* [TASK STATEMENT]
Write each line out again exactly as written.

--- GIVEN RECORDS ---

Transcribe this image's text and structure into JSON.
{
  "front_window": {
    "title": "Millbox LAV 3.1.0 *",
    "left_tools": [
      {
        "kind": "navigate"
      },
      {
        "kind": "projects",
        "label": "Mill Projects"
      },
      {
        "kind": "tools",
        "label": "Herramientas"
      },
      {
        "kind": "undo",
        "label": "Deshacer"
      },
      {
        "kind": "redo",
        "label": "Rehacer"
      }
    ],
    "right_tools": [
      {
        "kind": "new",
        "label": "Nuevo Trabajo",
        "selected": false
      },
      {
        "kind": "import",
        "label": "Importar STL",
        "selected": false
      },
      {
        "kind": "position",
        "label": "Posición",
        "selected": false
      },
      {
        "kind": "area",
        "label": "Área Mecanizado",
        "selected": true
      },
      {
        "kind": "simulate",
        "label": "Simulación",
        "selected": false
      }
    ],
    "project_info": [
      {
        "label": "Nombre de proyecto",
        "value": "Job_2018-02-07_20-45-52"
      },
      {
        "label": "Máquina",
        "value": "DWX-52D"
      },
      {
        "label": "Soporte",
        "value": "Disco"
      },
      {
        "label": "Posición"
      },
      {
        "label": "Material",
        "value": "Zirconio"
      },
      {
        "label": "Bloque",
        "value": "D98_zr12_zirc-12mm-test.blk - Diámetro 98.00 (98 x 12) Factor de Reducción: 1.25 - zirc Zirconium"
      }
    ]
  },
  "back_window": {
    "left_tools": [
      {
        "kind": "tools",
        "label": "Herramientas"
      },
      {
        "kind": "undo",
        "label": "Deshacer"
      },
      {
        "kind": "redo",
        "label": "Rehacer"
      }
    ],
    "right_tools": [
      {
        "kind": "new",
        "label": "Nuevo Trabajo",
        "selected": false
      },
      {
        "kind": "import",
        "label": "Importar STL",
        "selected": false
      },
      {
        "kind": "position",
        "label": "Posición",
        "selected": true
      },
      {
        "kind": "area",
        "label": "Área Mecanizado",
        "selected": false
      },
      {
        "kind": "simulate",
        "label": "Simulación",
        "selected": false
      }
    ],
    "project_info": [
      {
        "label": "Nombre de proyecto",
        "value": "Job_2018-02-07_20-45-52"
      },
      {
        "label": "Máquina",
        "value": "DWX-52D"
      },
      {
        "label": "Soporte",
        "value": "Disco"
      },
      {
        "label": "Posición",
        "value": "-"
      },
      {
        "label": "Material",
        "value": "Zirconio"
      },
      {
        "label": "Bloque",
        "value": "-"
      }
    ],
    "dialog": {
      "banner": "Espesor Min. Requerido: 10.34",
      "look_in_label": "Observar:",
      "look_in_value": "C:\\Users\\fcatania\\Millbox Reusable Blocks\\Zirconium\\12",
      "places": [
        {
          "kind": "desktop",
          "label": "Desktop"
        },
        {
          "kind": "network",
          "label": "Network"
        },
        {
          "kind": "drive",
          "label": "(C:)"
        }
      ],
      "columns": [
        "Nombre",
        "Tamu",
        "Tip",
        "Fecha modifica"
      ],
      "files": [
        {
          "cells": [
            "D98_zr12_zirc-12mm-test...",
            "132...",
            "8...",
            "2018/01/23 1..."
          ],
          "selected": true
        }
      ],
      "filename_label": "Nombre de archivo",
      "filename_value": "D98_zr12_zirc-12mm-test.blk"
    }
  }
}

---

* [OUTPUT]
Transcribe this image's text and structure into JSON.
{
  "front_window": {
    "title": "Millbox LAV 3.1.0 *",
    "left_tools": [
      {
        "kind": "navigate"
      },
      {
        "kind": "projects",
        "label": "Mill Projects"
      },
      {
        "kind": "tools",
        "label": "Herramientas"
      },
      {
        "kind": "undo",
        "label": "Deshacer"
      },
      {
        "kind": "redo",
        "label": "Rehacer"
      }
    ],
    "right_tools": [
      {
        "kind": "new",
        "label": "Nuevo Trabajo",
        "selected": false
      },
      {
        "kind": "import",
        "label": "Importar STL",
        "selected": false
      },
      {
        "kind": "position",
        "label": "Posición",
        "selected": false
      },
      {
        "kind": "area",
        "label": "Área Mecanizado",
        "selected": true
      },
      {
        "kind": "simulate",
        "label": "Simulación",
        "selected": false
      }
    ],
    "project_info": [
      {
        "label": "Nombre de proyecto",
        "value": "Job_2018-02-07_20-45-52"
      },
      {
        "label": "Máquina",
        "value": "DWX-52D"
      },
      {
        "label": "Soporte",
        "value": "Disco"
      },
      {
        "label": "Posición"
      },
      {
        "label": "Material",
        "value": "Zirconio"
      },
      {
        "label": "Bloque",
        "value": "D98_zr12_zirc-12mm-test.blk - Diámetro 98.00 (98 x 12) Factor de Reducción: 1.25 - zirc Zirconium"
      }
    ]
  },
  "back_window": {
    "left_tools": [
      {
        "kind": "tools",
        "label": "Herramientas"
      },
      {
        "kind": "undo",
        "label": "Deshacer"
      },
      {
        "kind": "redo",
        "label": "Rehacer"
      }
    ],
    "right_tools": [
      {
        "kind": "new",
        "label": "Nuevo Trabajo",
        "selected": false
      },
      {
        "kind": "import",
        "label": "Importar STL",
        "selected": false
      },
      {
        "kind": "position",
        "label": "Posición",
        "selected": true
      },
      {
        "kind": "area",
        "label": "Área Mecanizado",
        "selected": false
      },
      {
        "kind": "simulate",
        "label": "Simulación",
        "selected": false
      }
    ],
    "project_info": [
      {
        "label": "Nombre de proyecto",
        "value": "Job_2018-02-07_20-45-52"
      },
      {
        "label": "Máquina",
        "value": "DWX-52D"
      },
      {
        "label": "Soporte",
        "value": "Disco"
      },
      {
        "label": "Posición",
        "value": "-"
      },
      {
        "label": "Material",
        "value": "Zirconio"
      },
      {
        "label": "Bloque",
        "value": "-"
      }
    ],
    "dialog": {
      "banner": "Espesor Min. Requerido: 10.34",
      "look_in_label": "Observar:",
      "look_in_value": "C:\\Users\\fcatania\\Millbox Reusable Blocks\\Zirconium\\12",
      "places": [
        {
          "kind": "desktop",
          "label": "Desktop"
        },
        {
          "kind": "network",
          "label": "Network"
        },
        {
          "kind": "drive",
          "label": "(C:)"
        }
      ],
      "columns": [
        "Nombre",
        "Tamu",
        "Tip",
        "Fecha modifica"
      ],
      "files": [
        {
          "cells": [
            "D98_zr12_zirc-12mm-test...",
            "132...",
            "8...",
            "2018/01/23 1..."
          ],
          "selected": true
        }
      ],
      "filename_label": "Nombre de archivo",
      "filename_value": "D98_zr12_zirc-12mm-test.blk"
    }
  }
}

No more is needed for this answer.